╔══
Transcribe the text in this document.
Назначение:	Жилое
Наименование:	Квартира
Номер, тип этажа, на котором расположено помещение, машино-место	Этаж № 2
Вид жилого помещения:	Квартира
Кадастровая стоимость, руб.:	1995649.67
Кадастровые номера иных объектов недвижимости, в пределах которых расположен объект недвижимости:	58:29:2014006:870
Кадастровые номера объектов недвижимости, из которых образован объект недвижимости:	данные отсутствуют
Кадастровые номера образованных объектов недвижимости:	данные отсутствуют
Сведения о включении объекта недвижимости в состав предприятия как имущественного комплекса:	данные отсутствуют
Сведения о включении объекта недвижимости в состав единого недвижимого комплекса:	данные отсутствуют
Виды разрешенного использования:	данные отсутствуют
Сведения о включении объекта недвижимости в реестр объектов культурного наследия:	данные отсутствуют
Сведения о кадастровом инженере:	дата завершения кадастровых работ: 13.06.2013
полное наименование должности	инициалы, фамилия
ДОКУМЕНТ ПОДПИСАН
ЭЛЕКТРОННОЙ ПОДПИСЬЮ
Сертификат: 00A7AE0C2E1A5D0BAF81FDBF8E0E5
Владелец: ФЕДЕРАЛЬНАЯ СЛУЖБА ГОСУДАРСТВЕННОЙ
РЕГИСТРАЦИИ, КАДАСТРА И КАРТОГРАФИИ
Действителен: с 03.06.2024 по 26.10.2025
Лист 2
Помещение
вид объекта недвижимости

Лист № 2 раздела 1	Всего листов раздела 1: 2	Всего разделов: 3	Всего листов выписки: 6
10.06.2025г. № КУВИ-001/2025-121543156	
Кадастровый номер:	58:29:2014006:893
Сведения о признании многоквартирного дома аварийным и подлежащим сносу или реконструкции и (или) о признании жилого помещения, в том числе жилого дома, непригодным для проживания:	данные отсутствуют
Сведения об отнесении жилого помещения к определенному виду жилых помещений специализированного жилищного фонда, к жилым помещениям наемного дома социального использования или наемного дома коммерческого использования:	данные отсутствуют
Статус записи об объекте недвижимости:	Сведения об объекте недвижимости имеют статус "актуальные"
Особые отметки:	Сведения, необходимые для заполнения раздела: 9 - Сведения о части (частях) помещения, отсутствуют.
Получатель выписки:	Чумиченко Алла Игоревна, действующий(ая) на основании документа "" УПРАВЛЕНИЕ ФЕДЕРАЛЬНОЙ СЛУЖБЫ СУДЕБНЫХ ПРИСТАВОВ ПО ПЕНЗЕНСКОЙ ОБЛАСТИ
╚══
▸ Short exercise: Transcribe every line of the data, exactly as it stands.

▸ Solution for this exercise:
Transcribe the text in this document.
Назначение:	Жилое
Наименование:	Квартира
Номер, тип этажа, на котором расположено помещение, машино-место	Этаж № 2
Вид жилого помещения:	Квартира
Кадастровая стоимость, руб.:	1995649.67
Кадастровые номера иных объектов недвижимости, в пределах которых расположен объект недвижимости:	58:29:2014006:870
Кадастровые номера объектов недвижимости, из которых образован объект недвижимости:	данные отсутствуют
Кадастровые номера образованных объектов недвижимости:	данные отсутствуют
Сведения о включении объекта недвижимости в состав предприятия как имущественного комплекса:	данные отсутствуют
Сведения о включении объекта недвижимости в состав единого недвижимого комплекса:	данные отсутствуют
Виды разрешенного использования:	данные отсутствуют
Сведения о включении объекта недвижимости в реестр объектов культурного наследия:	данные отсутствуют
Сведения о кадастровом инженере:	дата завершения кадастровых работ: 13.06.2013
полное наименование должности	инициалы, фамилия
ДОКУМЕНТ ПОДПИСАН
ЭЛЕКТРОННОЙ ПОДПИСЬЮ
Сертификат: 00A7AE0C2E1A5D0BAF81FDBF8E0E5
Владелец: ФЕДЕРАЛЬНАЯ СЛУЖБА ГОСУДАРСТВЕННОЙ
РЕГИСТРАЦИИ, КАДАСТРА И КАРТОГРАФИИ
Действителен: с 03.06.2024 по 26.10.2025
Лист 2
Помещение
вид объекта недвижимости

Лист № 2 раздела 1	Всего листов раздела 1: 2	Всего разделов: 3	Всего листов выписки: 6
10.06.2025г. № КУВИ-001/2025-121543156	
Кадастровый номер:	58:29:2014006:893
Сведения о признании многоквартирного дома аварийным и подлежащим сносу или реконструкции и (или) о признании жилого помещения, в том числе жилого дома, непригодным для проживания:	данные отсутствуют
Сведения об отнесении жилого помещения к определенному виду жилых помещений специализированного жилищного фонда, к жилым помещениям наемного дома социального использования или наемного дома коммерческого использования:	данные отсутствуют
Статус записи об объекте недвижимости:	Сведения об объекте недвижимости имеют статус "актуальные"
Особые отметки:	Сведения, необходимые для заполнения раздела: 9 - Сведения о части (частях) помещения, отсутствуют.
Получатель выписки:	Чумиченко Алла Игоревна, действующий(ая) на основании документа "" УПРАВЛЕНИЕ ФЕДЕРАЛЬНОЙ СЛУЖБЫ СУДЕБНЫХ ПРИСТАВОВ ПО ПЕНЗЕНСКОЙ ОБЛАСТИ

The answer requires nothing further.